• PROVIDED PASSAGE

# @%*^#@%&



## Dragnsmke1 (Jul 29, 2002)

:upset: :upset: 

I am so disgusted with our level of play lately. Weve taken evry step backward. Were back to the "get a 20 point lead and hold on for life" defence.:upset: :upset: 

I was gonna write a post saying we should boycott Mav games until the play is better but then I remembered I havent been to a game this year.

Phase 2 : Write an sternly worded email to Cuban but either it will get passed over like the 1000's of other emails saying the same thing or he panics because Drag is pissed and trades Dirk for Malik Rose, Walker for Wallace, Finley for Artest, Nash for Payton, Jamison for Illgastus. Then we would have the best D in the league but only put up 40 points a game and we still lose 50-40.:upset: 

Phase 3: just accept it and say ," Wheh that was close; NY played really good...but thats bull, why should I settle for mediocry from a team that was 1 player and 1.25 games from the Finals?!!!:upset: :upset: 

Phase 4 : Ill just give anyone who makes fun of me for being a Mav fan the mean look.:devil: and tell them its all a trick by the Mavs to lull the rest of the league into a false sense of security when the play offs come.(espn specifically lets everone know that the Mavs are not an elite team in thier power ranking...it must be working)


----------



## lastlaugh (Oct 30, 2003)

LOL. This is the funniest post I have read on this board.

Your great Dragns. You really are a true fan and deserve to be given the title of best Mavericks fan of this board.

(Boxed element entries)
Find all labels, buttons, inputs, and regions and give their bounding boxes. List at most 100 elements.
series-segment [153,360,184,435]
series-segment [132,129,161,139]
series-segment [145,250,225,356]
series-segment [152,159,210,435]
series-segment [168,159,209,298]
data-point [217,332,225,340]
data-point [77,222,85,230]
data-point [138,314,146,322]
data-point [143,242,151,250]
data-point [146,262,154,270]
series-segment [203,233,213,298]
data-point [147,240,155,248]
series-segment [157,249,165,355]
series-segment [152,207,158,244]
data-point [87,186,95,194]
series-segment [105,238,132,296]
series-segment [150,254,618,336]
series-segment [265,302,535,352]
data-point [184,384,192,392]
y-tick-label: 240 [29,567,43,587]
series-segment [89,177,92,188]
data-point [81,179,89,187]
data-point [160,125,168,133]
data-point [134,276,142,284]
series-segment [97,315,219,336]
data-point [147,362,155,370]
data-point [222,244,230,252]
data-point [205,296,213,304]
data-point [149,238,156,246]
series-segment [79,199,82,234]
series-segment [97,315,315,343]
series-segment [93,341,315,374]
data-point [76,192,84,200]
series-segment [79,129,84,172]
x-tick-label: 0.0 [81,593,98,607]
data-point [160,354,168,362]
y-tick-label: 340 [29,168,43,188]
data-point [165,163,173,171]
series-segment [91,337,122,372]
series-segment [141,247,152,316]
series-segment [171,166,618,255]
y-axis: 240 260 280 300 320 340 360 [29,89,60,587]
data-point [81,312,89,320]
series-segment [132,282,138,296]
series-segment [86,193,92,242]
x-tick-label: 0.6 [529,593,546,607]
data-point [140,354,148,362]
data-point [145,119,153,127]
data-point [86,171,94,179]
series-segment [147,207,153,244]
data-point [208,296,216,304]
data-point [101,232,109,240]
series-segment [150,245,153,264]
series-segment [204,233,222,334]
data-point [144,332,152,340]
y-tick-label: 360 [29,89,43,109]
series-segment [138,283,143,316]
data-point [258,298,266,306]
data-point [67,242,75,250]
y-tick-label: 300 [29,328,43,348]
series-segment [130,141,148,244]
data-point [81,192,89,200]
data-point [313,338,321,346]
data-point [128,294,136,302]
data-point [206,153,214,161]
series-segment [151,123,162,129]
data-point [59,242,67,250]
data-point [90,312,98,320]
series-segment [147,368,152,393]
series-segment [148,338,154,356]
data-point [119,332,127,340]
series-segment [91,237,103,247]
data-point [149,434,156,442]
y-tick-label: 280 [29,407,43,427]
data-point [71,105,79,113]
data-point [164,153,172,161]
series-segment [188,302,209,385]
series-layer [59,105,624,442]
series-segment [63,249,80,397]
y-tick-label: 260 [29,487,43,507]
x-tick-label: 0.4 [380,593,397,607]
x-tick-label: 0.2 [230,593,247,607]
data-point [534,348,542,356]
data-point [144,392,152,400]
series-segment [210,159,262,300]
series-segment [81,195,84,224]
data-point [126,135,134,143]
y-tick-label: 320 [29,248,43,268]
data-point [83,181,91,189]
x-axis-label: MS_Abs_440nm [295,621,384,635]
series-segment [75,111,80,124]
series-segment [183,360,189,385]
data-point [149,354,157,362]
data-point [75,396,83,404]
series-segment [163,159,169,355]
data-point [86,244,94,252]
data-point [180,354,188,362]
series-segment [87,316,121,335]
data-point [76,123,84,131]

• REQUIRED WORK
Copy the forum thread starting at "## lastlaugh (Oct" and ending at "of this board.", swapping "board" for "forum". The records stand apart from the forum thread as separate material.

• RESPONSE
## lastlaugh (Oct 30, 2003)

LOL. This is the funniest post I have read on this forum.

Your great Dragns. You really are a true fan and deserve to be given the title of best Mavericks fan of this forum.